Dataset records:
|---|
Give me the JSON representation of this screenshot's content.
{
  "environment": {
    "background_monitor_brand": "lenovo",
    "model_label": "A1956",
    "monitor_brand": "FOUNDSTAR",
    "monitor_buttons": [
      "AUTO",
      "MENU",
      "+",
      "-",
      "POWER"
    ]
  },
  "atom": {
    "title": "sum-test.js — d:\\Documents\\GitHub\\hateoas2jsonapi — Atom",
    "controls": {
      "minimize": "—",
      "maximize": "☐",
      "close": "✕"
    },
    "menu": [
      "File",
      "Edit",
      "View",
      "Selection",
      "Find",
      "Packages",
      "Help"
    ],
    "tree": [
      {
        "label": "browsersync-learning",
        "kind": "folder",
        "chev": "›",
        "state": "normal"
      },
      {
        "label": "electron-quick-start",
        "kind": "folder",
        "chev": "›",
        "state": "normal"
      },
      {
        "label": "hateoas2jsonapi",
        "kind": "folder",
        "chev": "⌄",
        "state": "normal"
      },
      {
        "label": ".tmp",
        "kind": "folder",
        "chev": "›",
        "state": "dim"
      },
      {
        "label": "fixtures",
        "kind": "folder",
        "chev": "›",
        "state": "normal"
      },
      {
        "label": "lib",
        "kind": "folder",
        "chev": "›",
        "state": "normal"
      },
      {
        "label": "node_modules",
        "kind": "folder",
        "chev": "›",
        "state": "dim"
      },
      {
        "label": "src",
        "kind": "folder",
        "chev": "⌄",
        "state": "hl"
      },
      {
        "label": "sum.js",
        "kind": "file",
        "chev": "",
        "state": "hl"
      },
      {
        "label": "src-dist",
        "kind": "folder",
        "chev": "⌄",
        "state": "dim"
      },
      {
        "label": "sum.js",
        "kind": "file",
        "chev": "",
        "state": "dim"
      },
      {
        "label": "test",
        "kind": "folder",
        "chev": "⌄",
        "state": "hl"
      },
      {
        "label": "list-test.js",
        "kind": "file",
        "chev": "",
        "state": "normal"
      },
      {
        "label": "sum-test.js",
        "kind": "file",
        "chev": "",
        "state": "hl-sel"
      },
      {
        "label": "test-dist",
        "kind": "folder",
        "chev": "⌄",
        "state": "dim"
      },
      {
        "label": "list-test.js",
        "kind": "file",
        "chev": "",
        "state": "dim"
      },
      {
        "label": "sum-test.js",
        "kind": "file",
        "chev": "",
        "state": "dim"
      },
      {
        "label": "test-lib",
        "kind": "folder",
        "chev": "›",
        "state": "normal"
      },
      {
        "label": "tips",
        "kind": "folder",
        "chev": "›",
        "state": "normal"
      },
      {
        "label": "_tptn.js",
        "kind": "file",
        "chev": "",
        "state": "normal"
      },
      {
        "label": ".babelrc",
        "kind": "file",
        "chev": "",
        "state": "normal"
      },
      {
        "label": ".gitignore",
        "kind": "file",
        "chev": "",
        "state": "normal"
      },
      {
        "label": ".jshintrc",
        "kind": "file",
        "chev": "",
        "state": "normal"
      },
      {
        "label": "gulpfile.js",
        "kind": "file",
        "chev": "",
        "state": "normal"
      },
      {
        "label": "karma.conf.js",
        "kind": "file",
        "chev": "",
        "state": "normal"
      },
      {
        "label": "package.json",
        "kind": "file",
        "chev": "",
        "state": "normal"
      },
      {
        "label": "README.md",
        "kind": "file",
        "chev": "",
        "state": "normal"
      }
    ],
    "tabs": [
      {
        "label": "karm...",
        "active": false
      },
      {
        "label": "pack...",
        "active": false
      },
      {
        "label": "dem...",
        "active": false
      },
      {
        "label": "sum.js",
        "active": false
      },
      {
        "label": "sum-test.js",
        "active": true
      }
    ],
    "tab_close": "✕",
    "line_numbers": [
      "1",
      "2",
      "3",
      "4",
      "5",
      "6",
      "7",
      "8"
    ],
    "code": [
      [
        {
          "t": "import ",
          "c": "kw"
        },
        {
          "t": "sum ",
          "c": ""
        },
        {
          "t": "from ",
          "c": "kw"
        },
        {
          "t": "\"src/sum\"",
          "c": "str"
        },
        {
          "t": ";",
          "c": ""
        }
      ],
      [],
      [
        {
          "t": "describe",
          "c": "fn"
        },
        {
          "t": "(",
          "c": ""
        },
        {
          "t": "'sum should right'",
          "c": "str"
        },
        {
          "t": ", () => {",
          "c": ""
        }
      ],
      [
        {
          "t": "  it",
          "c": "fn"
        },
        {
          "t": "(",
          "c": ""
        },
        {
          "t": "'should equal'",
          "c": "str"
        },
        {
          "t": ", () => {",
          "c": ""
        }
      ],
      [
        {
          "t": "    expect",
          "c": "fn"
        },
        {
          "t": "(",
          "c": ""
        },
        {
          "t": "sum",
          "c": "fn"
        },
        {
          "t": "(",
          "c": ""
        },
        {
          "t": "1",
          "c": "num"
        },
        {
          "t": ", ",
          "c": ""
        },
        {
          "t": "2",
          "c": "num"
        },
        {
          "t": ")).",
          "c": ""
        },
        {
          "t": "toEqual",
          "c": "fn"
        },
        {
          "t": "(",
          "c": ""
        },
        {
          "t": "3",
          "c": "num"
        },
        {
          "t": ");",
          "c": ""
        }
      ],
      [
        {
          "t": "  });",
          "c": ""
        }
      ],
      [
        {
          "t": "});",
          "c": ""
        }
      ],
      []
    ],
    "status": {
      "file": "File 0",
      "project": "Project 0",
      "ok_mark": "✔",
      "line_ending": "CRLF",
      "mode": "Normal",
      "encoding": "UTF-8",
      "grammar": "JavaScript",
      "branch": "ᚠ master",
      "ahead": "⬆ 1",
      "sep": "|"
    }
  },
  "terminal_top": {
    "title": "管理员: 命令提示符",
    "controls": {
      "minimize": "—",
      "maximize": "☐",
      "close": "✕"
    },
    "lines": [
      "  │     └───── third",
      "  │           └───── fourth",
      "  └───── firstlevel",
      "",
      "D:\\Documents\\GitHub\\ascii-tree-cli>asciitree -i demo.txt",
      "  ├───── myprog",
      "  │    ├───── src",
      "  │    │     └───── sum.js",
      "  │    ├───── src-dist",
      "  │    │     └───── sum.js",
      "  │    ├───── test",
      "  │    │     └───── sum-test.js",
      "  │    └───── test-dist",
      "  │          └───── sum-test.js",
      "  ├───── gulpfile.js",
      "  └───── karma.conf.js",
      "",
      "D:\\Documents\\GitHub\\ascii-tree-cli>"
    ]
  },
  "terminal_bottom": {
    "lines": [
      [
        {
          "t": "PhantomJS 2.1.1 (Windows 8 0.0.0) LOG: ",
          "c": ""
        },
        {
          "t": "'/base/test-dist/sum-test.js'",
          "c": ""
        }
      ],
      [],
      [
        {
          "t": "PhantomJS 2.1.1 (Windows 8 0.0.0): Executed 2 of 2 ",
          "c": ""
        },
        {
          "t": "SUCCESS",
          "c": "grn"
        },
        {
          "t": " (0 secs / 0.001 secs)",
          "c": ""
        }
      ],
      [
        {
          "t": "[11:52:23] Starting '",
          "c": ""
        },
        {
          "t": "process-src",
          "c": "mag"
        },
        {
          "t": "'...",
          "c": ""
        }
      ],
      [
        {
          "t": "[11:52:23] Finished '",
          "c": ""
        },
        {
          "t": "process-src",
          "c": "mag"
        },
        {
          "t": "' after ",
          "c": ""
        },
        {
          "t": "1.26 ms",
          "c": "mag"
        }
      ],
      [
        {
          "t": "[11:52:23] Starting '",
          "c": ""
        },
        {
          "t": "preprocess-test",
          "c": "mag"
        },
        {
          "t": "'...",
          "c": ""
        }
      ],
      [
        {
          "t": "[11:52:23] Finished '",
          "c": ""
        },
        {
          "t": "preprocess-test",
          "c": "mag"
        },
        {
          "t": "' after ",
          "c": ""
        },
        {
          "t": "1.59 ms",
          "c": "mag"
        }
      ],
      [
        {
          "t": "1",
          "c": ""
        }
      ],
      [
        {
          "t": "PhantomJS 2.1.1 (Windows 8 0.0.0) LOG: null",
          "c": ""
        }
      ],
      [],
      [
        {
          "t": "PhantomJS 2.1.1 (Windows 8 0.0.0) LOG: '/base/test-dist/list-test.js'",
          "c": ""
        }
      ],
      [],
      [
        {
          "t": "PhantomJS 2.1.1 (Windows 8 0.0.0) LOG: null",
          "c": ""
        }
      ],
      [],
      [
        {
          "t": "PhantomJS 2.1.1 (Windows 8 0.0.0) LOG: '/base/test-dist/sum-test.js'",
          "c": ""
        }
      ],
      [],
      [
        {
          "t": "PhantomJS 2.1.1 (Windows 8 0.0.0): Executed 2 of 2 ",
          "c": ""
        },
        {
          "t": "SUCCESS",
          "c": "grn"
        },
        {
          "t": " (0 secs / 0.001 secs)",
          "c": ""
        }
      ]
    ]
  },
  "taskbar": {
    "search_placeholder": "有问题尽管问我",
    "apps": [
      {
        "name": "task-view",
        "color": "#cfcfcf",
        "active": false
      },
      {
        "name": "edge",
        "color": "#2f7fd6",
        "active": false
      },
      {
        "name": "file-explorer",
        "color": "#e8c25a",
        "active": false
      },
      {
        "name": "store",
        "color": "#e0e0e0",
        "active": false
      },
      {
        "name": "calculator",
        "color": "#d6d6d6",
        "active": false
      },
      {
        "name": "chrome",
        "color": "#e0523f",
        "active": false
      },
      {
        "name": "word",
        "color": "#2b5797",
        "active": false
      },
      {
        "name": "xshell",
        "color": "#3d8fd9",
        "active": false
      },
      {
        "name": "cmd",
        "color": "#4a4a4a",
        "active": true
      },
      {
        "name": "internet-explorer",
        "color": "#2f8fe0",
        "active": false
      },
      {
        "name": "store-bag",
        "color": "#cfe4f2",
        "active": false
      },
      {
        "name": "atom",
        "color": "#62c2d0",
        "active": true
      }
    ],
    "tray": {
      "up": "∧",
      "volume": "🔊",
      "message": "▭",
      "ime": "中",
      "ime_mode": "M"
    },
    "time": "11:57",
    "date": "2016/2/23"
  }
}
|---|
• Given problem:
Find how many lines of the material carry the string "dist". Only the number should be in the answer.

• Reply:
7